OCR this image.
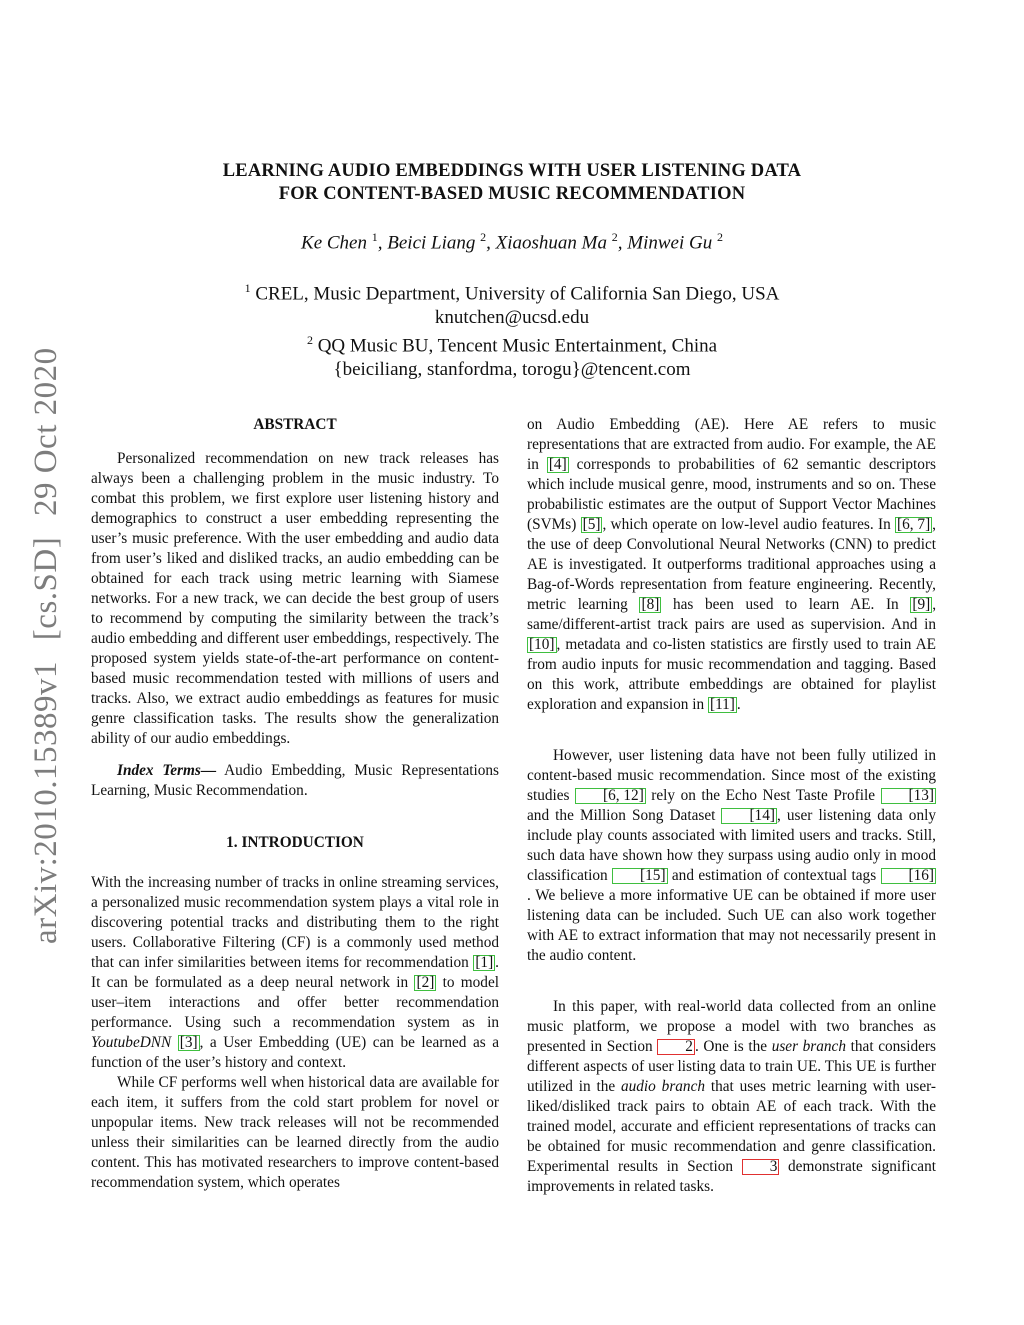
arXiv:2010.15389v1 [cs.SD] 29 Oct 2020
LEARNING AUDIO EMBEDDINGS WITH USER LISTENING DATA
FOR CONTENT-BASED MUSIC RECOMMENDATION
Ke Chen $^1$, Beici Liang $^2$, Xiaoshuan Ma $^2$, Minwei Gu $^2$
$^1$ CREL, Music Department, University of California San Diego, USA
knutchen@ucsd.edu
$^2$ QQ Music BU, Tencent Music Entertainment, China
{beiciliang, stanfordma, torogu}@tencent.com
ABSTRACT

Personalized recommendation on new track releases has always been a challenging problem in the music industry. To combat this problem, we first explore user listening history and demographics to construct a user embedding representing the user’s music preference. With the user embedding and audio data from user’s liked and disliked tracks, an audio embedding can be obtained for each track using metric learning with Siamese networks. For a new track, we can decide the best group of users to recommend by computing the similarity between the track’s audio embedding and different user embeddings, respectively. The proposed system yields state-of-the-art performance on content-based music recommendation tested with millions of users and tracks. Also, we extract audio embeddings as features for music genre classification tasks. The results show the generalization ability of our audio embeddings.

Index Terms— Audio Embedding, Music Representations Learning, Music Recommendation.

1. INTRODUCTION

With the increasing number of tracks in online streaming services, a personalized music recommendation system plays a vital role in discovering potential tracks and distributing them to the right users. Collaborative Filtering (CF) is a commonly used method that can infer similarities between items for recommendation [1] . It can be formulated as a deep neural network in [2] to model user–item interactions and offer better recommendation performance. Using such a recommendation system as in YoutubeDNN [3] , a User Embedding (UE) can be learned as a function of the user’s history and context.

While CF performs well when historical data are available for each item, it suffers from the cold start problem for novel or unpopular items. New track releases will not be recommended unless their similarities can be learned directly from the audio content. This has motivated researchers to improve content-based recommendation system, which operates

on Audio Embedding (AE). Here AE refers to music representations that are extracted from audio. For example, the AE in [4] corresponds to probabilities of 62 semantic descriptors which include musical genre, mood, instruments and so on. These probabilistic estimates are the output of Support Vector Machines (SVMs) [5] , which operate on low-level audio features. In [6, 7] , the use of deep Convolutional Neural Networks (CNN) to predict AE is investigated. It outperforms traditional approaches using a Bag-of-Words representation from feature engineering. Recently, metric learning [8] has been used to learn AE. In [9] , same/different-artist track pairs are used as supervision. And in [10] , metadata and co-listen statistics are firstly used to train AE from audio inputs for music recommendation and tagging. Based on this work, attribute embeddings are obtained for playlist exploration and expansion in [11] .

However, user listening data have not been fully utilized in content-based music recommendation. Since most of the existing studies [6, 12] rely on the Echo Nest Taste Profile [13] and the Million Song Dataset [14] , user listening data only include play counts associated with limited users and tracks. Still, such data have shown how they surpass using audio only in mood classification [15] and estimation of contextual tags [16]. We believe a more informative UE can be obtained if more user listening data can be included. Such UE can also work together with AE to extract information that may not necessarily present in the audio content.

In this paper, with real-world data collected from an online music platform, we propose a model with two branches as presented in Section 2 . One is the user branch that considers different aspects of user listing data to train UE. This UE is further utilized in the audio branch that uses metric learning with user-liked/disliked track pairs to obtain AE of each track. With the trained model, accurate and efficient representations of tracks can be obtained for music recommendation and genre classification. Experimental results in Section 3 demonstrate significant improvements in related tasks.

* Given instruction: Print out every entry above without changing a word, and leave out the pictures.

* Response below:
OCR this image.
arXiv:2010.15389v1 [cs.SD] 29 Oct 2020
LEARNING AUDIO EMBEDDINGS WITH USER LISTENING DATA
FOR CONTENT-BASED MUSIC RECOMMENDATION
Ke Chen $^1$, Beici Liang $^2$, Xiaoshuan Ma $^2$, Minwei Gu $^2$
$^1$ CREL, Music Department, University of California San Diego, USA
knutchen@ucsd.edu
$^2$ QQ Music BU, Tencent Music Entertainment, China
{beiciliang, stanfordma, torogu}@tencent.com
ABSTRACT

Personalized recommendation on new track releases has always been a challenging problem in the music industry. To combat this problem, we first explore user listening history and demographics to construct a user embedding representing the user’s music preference. With the user embedding and audio data from user’s liked and disliked tracks, an audio embedding can be obtained for each track using metric learning with Siamese networks. For a new track, we can decide the best group of users to recommend by computing the similarity between the track’s audio embedding and different user embeddings, respectively. The proposed system yields state-of-the-art performance on content-based music recommendation tested with millions of users and tracks. Also, we extract audio embeddings as features for music genre classification tasks. The results show the generalization ability of our audio embeddings.

Index Terms— Audio Embedding, Music Representations Learning, Music Recommendation.

1. INTRODUCTION

With the increasing number of tracks in online streaming services, a personalized music recommendation system plays a vital role in discovering potential tracks and distributing them to the right users. Collaborative Filtering (CF) is a commonly used method that can infer similarities between items for recommendation [1] . It can be formulated as a deep neural network in [2] to model user–item interactions and offer better recommendation performance. Using such a recommendation system as in YoutubeDNN [3] , a User Embedding (UE) can be learned as a function of the user’s history and context.

While CF performs well when historical data are available for each item, it suffers from the cold start problem for novel or unpopular items. New track releases will not be recommended unless their similarities can be learned directly from the audio content. This has motivated researchers to improve content-based recommendation system, which operates

on Audio Embedding (AE). Here AE refers to music representations that are extracted from audio. For example, the AE in [4] corresponds to probabilities of 62 semantic descriptors which include musical genre, mood, instruments and so on. These probabilistic estimates are the output of Support Vector Machines (SVMs) [5] , which operate on low-level audio features. In [6, 7] , the use of deep Convolutional Neural Networks (CNN) to predict AE is investigated. It outperforms traditional approaches using a Bag-of-Words representation from feature engineering. Recently, metric learning [8] has been used to learn AE. In [9] , same/different-artist track pairs are used as supervision. And in [10] , metadata and co-listen statistics are firstly used to train AE from audio inputs for music recommendation and tagging. Based on this work, attribute embeddings are obtained for playlist exploration and expansion in [11] .

However, user listening data have not been fully utilized in content-based music recommendation. Since most of the existing studies [6, 12] rely on the Echo Nest Taste Profile [13] and the Million Song Dataset [14] , user listening data only include play counts associated with limited users and tracks. Still, such data have shown how they surpass using audio only in mood classification [15] and estimation of contextual tags [16]. We believe a more informative UE can be obtained if more user listening data can be included. Such UE can also work together with AE to extract information that may not necessarily present in the audio content.

In this paper, with real-world data collected from an online music platform, we propose a model with two branches as presented in Section 2 . One is the user branch that considers different aspects of user listing data to train UE. This UE is further utilized in the audio branch that uses metric learning with user-liked/disliked track pairs to obtain AE of each track. With the trained model, accurate and efficient representations of tracks can be obtained for music recommendation and genre classification. Experimental results in Section 3 demonstrate significant improvements in related tasks.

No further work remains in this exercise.